Task statement. All records must be quoted exactly. Omit the pictures.
— START Given information —
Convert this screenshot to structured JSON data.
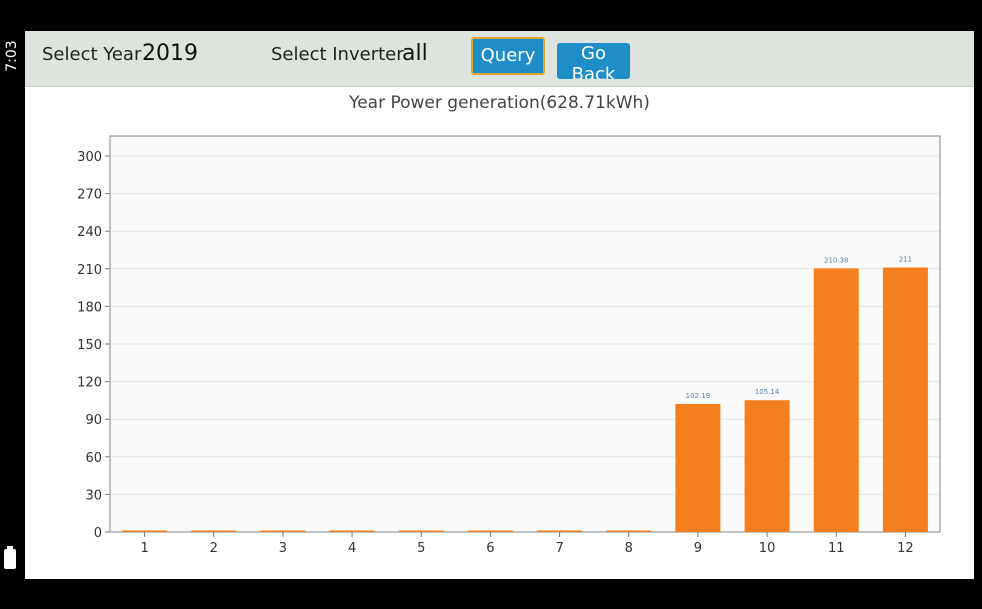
{
  "status": {
    "time": "7:03",
    "battery_icon": "battery-icon"
  },
  "toolbar": {
    "year_label": "Select Year",
    "year_value": "2019",
    "inverter_label": "Select Inverter",
    "inverter_value": "all",
    "query_label": "Query",
    "back_label": "Go Back"
  },
  "colors": {
    "bar": "#f57f1f",
    "toolbar": "#dde4dd",
    "button": "#1f8ec8",
    "value_label": "#5b7fb0"
  },
  "chart_data": {
    "type": "bar",
    "title": "Year Power generation(628.71kWh)",
    "categories": [
      "1",
      "2",
      "3",
      "4",
      "5",
      "6",
      "7",
      "8",
      "9",
      "10",
      "11",
      "12"
    ],
    "values": [
      0,
      0,
      0,
      0,
      0,
      0,
      0,
      0,
      102.19,
      105.14,
      210.38,
      211
    ],
    "value_labels": [
      "",
      "",
      "",
      "",
      "",
      "",
      "",
      "",
      "102.19",
      "105.14",
      "210.38",
      "211"
    ],
    "yticks": [
      0,
      30,
      60,
      90,
      120,
      150,
      180,
      210,
      240,
      270,
      300
    ],
    "ylim": [
      0,
      300
    ],
    "grid": true
  }
}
— END Given information —
Solution for this problem.
Convert this screenshot to structured JSON data.
{
  "status": {
    "time": "7:03",
    "battery_icon": "battery-icon"
  },
  "toolbar": {
    "year_label": "Select Year",
    "year_value": "2019",
    "inverter_label": "Select Inverter",
    "inverter_value": "all",
    "query_label": "Query",
    "back_label": "Go Back"
  },
  "colors": {
    "bar": "#f57f1f",
    "toolbar": "#dde4dd",
    "button": "#1f8ec8",
    "value_label": "#5b7fb0"
  },
  "chart_data": {
    "type": "bar",
    "title": "Year Power generation(628.71kWh)",
    "categories": [
      "1",
      "2",
      "3",
      "4",
      "5",
      "6",
      "7",
      "8",
      "9",
      "10",
      "11",
      "12"
    ],
    "values": [
      0,
      0,
      0,
      0,
      0,
      0,
      0,
      0,
      102.19,
      105.14,
      210.38,
      211
    ],
    "value_labels": [
      "",
      "",
      "",
      "",
      "",
      "",
      "",
      "",
      "102.19",
      "105.14",
      "210.38",
      "211"
    ],
    "yticks": [
      0,
      30,
      60,
      90,
      120,
      150,
      180,
      210,
      240,
      270,
      300
    ],
    "ylim": [
      0,
      300
    ],
    "grid": true
  }
}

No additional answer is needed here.